• _THE DATA_
──────────
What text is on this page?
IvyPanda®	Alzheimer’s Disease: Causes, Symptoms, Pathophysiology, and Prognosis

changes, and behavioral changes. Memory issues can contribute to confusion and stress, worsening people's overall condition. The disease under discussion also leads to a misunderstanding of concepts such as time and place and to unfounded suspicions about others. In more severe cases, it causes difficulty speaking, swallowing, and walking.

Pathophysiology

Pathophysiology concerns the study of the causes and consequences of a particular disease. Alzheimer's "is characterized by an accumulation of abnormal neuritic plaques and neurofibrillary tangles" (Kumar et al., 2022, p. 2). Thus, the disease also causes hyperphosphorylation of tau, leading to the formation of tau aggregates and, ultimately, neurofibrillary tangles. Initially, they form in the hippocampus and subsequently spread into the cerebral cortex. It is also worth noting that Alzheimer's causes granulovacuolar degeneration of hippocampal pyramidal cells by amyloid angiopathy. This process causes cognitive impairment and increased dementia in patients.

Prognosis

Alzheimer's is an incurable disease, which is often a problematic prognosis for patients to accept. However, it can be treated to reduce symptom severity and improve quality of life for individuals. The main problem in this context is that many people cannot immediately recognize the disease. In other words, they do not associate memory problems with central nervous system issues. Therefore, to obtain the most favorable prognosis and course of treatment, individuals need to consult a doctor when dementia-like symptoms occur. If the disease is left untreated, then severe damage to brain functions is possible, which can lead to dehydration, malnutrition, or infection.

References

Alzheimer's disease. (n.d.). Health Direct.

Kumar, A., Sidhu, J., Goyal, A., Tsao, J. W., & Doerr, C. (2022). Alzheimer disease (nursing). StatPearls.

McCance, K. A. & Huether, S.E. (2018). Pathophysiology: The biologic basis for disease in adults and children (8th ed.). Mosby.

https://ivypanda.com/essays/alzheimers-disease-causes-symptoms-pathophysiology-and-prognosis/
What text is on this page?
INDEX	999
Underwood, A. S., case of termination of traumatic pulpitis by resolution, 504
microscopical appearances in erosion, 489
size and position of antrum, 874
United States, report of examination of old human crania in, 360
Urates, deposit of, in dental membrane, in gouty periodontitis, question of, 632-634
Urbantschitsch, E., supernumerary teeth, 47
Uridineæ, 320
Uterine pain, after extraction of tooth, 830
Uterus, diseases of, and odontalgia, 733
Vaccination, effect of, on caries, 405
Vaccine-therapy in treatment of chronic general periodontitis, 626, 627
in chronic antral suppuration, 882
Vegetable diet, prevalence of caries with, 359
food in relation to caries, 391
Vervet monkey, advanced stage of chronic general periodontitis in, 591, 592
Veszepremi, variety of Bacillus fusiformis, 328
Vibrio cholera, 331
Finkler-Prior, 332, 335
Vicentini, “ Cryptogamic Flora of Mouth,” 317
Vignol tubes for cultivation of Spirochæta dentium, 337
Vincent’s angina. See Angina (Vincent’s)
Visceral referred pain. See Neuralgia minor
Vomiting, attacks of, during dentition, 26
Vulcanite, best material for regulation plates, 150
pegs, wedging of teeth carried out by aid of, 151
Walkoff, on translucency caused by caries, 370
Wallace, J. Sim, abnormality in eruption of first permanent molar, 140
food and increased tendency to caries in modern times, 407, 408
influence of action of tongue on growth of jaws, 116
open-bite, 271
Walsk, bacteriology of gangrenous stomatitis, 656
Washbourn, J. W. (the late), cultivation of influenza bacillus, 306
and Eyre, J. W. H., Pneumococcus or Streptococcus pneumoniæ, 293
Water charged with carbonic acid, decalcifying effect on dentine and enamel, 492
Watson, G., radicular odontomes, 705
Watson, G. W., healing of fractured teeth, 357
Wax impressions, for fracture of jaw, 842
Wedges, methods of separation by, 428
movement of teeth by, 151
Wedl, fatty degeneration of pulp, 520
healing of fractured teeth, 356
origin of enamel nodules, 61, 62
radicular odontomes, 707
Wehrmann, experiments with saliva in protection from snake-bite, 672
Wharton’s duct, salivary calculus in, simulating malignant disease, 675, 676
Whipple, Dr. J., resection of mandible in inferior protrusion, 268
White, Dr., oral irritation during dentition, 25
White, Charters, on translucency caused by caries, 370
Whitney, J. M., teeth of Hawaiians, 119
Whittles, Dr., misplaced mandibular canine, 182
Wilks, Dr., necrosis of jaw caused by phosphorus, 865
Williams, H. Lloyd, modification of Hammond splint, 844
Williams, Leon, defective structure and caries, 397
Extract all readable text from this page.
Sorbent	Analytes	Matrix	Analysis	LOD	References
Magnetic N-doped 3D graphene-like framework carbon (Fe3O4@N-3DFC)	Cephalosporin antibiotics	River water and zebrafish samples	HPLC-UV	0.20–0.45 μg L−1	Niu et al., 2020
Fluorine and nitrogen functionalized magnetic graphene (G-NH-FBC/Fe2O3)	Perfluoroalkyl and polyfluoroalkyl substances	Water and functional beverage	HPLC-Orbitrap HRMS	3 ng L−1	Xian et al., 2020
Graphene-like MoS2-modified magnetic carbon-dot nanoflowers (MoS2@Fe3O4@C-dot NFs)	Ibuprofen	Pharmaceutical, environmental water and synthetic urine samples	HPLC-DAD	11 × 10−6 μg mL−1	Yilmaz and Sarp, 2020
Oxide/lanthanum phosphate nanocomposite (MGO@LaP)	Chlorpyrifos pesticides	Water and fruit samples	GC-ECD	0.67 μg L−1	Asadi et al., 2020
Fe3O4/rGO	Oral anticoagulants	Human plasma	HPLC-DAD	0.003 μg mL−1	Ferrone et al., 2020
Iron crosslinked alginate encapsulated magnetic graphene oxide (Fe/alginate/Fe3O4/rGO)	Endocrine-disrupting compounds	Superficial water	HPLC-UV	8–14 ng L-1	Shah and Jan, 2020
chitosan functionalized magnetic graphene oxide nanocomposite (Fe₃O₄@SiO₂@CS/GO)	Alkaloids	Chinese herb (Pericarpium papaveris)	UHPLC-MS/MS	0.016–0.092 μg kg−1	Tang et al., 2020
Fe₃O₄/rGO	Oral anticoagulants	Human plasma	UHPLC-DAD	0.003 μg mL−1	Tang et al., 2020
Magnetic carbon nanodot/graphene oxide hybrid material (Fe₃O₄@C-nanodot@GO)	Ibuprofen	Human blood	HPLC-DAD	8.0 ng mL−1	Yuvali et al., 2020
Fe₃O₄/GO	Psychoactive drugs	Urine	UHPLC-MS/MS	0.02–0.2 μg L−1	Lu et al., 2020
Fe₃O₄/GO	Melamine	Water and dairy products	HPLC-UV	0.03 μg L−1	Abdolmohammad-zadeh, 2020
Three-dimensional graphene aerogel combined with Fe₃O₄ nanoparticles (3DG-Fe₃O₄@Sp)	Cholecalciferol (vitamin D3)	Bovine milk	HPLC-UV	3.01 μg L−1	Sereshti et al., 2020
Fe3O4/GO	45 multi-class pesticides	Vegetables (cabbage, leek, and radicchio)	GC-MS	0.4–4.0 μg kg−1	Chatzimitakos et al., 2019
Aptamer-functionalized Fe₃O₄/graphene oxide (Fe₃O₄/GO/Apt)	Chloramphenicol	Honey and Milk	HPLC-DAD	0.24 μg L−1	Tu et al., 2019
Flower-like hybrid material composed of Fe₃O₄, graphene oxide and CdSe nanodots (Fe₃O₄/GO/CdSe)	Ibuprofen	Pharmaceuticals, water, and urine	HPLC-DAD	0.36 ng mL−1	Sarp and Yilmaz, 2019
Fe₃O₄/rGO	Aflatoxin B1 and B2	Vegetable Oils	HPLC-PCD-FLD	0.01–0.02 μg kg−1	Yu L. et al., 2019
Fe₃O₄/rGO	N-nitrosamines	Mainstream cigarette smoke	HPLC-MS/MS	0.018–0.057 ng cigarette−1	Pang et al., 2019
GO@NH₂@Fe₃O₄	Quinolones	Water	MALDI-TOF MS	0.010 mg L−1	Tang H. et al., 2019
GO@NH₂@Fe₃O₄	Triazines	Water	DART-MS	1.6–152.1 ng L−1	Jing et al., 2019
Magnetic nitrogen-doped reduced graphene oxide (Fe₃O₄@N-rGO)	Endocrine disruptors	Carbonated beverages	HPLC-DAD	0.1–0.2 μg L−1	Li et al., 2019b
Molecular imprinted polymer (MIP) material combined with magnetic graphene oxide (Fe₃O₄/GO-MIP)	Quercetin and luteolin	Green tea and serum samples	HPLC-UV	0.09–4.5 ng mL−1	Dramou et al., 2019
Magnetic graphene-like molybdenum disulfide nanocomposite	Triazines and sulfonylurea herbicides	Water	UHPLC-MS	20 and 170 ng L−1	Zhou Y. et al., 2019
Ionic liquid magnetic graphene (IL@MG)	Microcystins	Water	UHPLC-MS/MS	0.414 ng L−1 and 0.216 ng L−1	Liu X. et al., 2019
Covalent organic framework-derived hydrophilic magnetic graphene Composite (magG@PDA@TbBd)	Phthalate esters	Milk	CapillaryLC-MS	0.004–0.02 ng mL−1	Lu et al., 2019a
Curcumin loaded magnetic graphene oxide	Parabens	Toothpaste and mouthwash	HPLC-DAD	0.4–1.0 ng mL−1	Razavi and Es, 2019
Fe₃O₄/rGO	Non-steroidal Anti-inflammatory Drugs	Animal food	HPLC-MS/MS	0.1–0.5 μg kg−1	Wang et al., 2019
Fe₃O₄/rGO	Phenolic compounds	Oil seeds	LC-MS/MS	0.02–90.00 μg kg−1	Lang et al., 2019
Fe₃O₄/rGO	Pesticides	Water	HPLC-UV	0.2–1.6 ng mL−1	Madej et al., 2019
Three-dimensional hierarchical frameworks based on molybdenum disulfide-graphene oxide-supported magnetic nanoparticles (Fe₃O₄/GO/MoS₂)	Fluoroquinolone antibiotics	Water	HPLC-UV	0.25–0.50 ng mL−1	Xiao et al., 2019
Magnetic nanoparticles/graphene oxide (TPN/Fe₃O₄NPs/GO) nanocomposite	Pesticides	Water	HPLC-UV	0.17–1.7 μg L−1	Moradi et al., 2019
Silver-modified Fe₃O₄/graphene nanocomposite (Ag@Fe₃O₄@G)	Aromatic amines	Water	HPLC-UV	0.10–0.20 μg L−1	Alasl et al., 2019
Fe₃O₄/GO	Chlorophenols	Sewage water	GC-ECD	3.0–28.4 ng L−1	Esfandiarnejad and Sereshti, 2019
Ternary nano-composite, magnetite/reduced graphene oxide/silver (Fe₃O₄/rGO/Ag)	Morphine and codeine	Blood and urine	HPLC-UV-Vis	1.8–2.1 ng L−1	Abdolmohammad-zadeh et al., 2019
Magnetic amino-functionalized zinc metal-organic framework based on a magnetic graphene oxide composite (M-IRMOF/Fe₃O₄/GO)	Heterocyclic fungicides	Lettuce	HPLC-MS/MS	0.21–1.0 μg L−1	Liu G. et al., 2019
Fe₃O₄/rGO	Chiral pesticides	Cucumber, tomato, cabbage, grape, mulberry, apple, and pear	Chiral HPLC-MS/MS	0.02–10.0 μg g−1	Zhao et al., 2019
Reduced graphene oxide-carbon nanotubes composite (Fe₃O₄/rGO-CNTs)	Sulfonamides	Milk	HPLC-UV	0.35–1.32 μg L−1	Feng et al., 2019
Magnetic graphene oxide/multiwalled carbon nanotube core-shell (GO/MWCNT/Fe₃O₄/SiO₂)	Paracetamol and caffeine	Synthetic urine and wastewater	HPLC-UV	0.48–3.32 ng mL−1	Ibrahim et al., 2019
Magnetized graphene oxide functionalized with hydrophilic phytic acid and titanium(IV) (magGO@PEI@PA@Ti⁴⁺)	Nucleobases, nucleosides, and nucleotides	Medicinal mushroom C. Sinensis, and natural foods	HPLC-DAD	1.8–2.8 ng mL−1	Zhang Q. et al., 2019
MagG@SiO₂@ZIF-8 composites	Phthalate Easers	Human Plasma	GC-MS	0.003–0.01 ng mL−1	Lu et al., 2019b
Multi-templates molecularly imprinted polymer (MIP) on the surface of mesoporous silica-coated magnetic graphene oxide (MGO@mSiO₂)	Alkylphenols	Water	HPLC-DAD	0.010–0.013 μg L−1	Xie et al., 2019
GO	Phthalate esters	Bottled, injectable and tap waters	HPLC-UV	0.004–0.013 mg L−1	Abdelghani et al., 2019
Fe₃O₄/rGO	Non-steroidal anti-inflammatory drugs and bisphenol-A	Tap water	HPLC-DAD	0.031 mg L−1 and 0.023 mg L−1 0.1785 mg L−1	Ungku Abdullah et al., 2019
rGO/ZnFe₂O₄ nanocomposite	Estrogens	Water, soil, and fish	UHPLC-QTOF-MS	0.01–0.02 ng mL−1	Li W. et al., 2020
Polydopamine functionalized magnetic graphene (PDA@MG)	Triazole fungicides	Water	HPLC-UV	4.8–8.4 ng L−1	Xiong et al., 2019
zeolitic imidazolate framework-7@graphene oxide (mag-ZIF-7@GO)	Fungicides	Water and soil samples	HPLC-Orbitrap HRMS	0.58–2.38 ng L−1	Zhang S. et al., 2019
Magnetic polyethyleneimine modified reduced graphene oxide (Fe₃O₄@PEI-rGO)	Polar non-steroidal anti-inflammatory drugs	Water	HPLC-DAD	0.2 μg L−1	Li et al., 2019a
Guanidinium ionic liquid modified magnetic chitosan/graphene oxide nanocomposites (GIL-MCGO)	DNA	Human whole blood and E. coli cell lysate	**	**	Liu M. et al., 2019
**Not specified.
──────────
• _EXERCISE REQUIREMENTS_
Go through the data above and copy each line that holds the word "cabbage".

• _YOUR RESPONSE_
Fe3O4/GO	45 multi-class pesticides	Vegetables (cabbage, leek, and radicchio)	GC-MS	0.4–4.0 μg kg−1	Chatzimitakos et al., 2019
Fe₃O₄/rGO	Chiral pesticides	Cucumber, tomato, cabbage, grape, mulberry, apple, and pear	Chiral HPLC-MS/MS	0.02–10.0 μg g−1	Zhao et al., 2019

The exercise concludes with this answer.